§ Required task
Restate the records that follow word for word; no pictures should appear.

§ Supplied material
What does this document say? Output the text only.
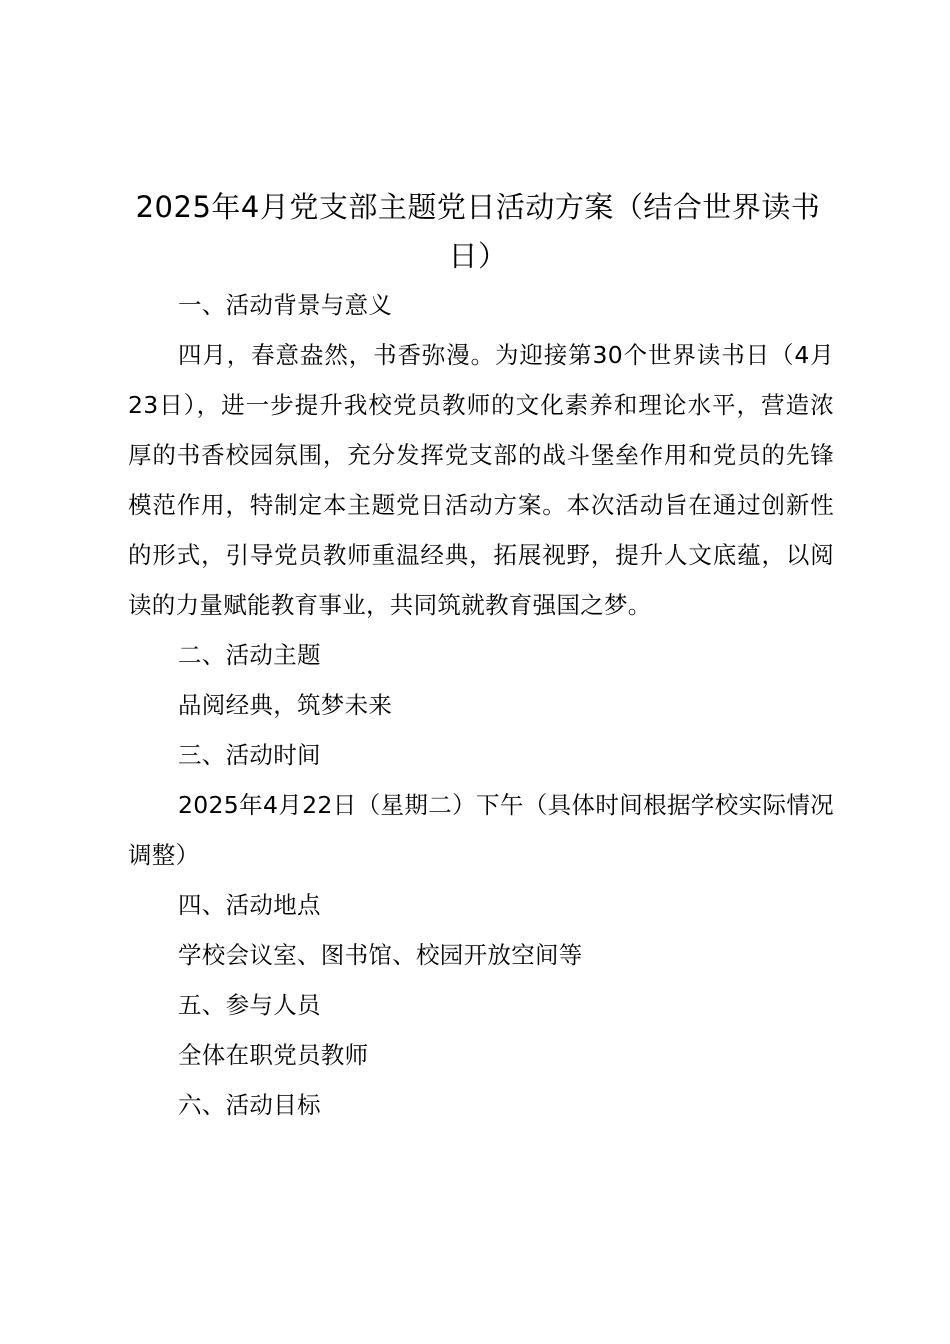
2025年4月党支部主题党日活动方案（结合世界读书日）

一、活动背景与意义

四月，春意盎然，书香弥漫。为迎接第30个世界读书日（4月23日），进一步提升我校党员教师的文化素养和理论水平，营造浓厚的书香校园氛围，充分发挥党支部的战斗堡垒作用和党员的先锋模范作用，特制定本主题党日活动方案。本次活动旨在通过创新性的形式，引导党员教师重温经典，拓展视野，提升人文底蕴，以阅读的力量赋能教育事业，共同筑就教育强国之梦。

二、活动主题

品阅经典，筑梦未来

三、活动时间

2025年4月22日（星期二）下午（具体时间根据学校实际情况调整）

四、活动地点

学校会议室、图书馆、校园开放空间等

五、参与人员

全体在职党员教师

六、活动目标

§ Output for this exercise
What does this document say? Output the text only.
2025年4月党支部主题党日活动方案（结合世界读书日）

一、活动背景与意义

四月，春意盎然，书香弥漫。为迎接第30个世界读书日（4月23日），进一步提升我校党员教师的文化素养和理论水平，营造浓厚的书香校园氛围，充分发挥党支部的战斗堡垒作用和党员的先锋模范作用，特制定本主题党日活动方案。本次活动旨在通过创新性的形式，引导党员教师重温经典，拓展视野，提升人文底蕴，以阅读的力量赋能教育事业，共同筑就教育强国之梦。

二、活动主题

品阅经典，筑梦未来

三、活动时间

2025年4月22日（星期二）下午（具体时间根据学校实际情况调整）

四、活动地点

学校会议室、图书馆、校园开放空间等

五、参与人员

全体在职党员教师

六、活动目标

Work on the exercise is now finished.